Goal of the exercise
Each record must be retyped in full. No character may differ.

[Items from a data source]
━━━━━━━━━━━━━━━━━━━━

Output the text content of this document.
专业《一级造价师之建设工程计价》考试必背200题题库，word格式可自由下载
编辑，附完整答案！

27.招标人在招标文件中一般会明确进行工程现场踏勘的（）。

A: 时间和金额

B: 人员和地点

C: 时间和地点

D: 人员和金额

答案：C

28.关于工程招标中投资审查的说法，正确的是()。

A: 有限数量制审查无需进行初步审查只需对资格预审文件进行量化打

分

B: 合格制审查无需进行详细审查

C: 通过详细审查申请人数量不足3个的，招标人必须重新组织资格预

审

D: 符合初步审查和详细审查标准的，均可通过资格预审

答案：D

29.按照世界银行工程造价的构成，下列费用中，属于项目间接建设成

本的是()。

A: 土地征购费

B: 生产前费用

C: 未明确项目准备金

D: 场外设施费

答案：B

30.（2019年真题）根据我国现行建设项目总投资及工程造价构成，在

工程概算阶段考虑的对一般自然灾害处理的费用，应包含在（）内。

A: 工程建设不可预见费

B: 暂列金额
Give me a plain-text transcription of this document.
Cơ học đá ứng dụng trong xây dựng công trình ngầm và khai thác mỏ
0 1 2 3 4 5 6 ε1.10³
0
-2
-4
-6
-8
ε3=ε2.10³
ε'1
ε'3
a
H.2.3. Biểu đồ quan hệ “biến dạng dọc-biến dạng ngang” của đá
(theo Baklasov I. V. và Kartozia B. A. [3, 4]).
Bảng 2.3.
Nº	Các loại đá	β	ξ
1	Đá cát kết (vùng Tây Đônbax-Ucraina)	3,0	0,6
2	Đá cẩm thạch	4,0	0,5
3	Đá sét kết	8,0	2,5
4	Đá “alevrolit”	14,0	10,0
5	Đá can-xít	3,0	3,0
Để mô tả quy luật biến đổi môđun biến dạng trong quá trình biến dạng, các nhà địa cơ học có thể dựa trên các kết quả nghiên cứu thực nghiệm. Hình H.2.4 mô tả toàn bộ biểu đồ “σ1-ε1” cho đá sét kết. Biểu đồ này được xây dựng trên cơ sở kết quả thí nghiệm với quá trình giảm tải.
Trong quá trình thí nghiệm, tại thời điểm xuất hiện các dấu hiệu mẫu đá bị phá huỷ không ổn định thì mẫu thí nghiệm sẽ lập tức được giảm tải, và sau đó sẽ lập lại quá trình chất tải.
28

━━━━━━━━━━━━━━━━━━━━

The reply
Output the text content of this document.
专业《一级造价师之建设工程计价》考试必背200题题库，word格式可自由下载
编辑，附完整答案！

27.招标人在招标文件中一般会明确进行工程现场踏勘的（）。

A: 时间和金额

B: 人员和地点

C: 时间和地点

D: 人员和金额

答案：C

28.关于工程招标中投资审查的说法，正确的是()。

A: 有限数量制审查无需进行初步审查只需对资格预审文件进行量化打

分

B: 合格制审查无需进行详细审查

C: 通过详细审查申请人数量不足3个的，招标人必须重新组织资格预

审

D: 符合初步审查和详细审查标准的，均可通过资格预审

答案：D

29.按照世界银行工程造价的构成，下列费用中，属于项目间接建设成

本的是()。

A: 土地征购费

B: 生产前费用

C: 未明确项目准备金

D: 场外设施费

答案：B

30.（2019年真题）根据我国现行建设项目总投资及工程造价构成，在

工程概算阶段考虑的对一般自然灾害处理的费用，应包含在（）内。

A: 工程建设不可预见费

B: 暂列金额
Give me a plain-text transcription of this document.
Cơ học đá ứng dụng trong xây dựng công trình ngầm và khai thác mỏ
0 1 2 3 4 5 6 ε1.10³
0
-2
-4
-6
-8
ε3=ε2.10³
ε'1
ε'3
a
H.2.3. Biểu đồ quan hệ “biến dạng dọc-biến dạng ngang” của đá
(theo Baklasov I. V. và Kartozia B. A. [3, 4]).
Bảng 2.3.
Nº	Các loại đá	β	ξ
1	Đá cát kết (vùng Tây Đônbax-Ucraina)	3,0	0,6
2	Đá cẩm thạch	4,0	0,5
3	Đá sét kết	8,0	2,5
4	Đá “alevrolit”	14,0	10,0
5	Đá can-xít	3,0	3,0
Để mô tả quy luật biến đổi môđun biến dạng trong quá trình biến dạng, các nhà địa cơ học có thể dựa trên các kết quả nghiên cứu thực nghiệm. Hình H.2.4 mô tả toàn bộ biểu đồ “σ1-ε1” cho đá sét kết. Biểu đồ này được xây dựng trên cơ sở kết quả thí nghiệm với quá trình giảm tải.
Trong quá trình thí nghiệm, tại thời điểm xuất hiện các dấu hiệu mẫu đá bị phá huỷ không ổn định thì mẫu thí nghiệm sẽ lập tức được giảm tải, và sau đó sẽ lập lại quá trình chất tải.
28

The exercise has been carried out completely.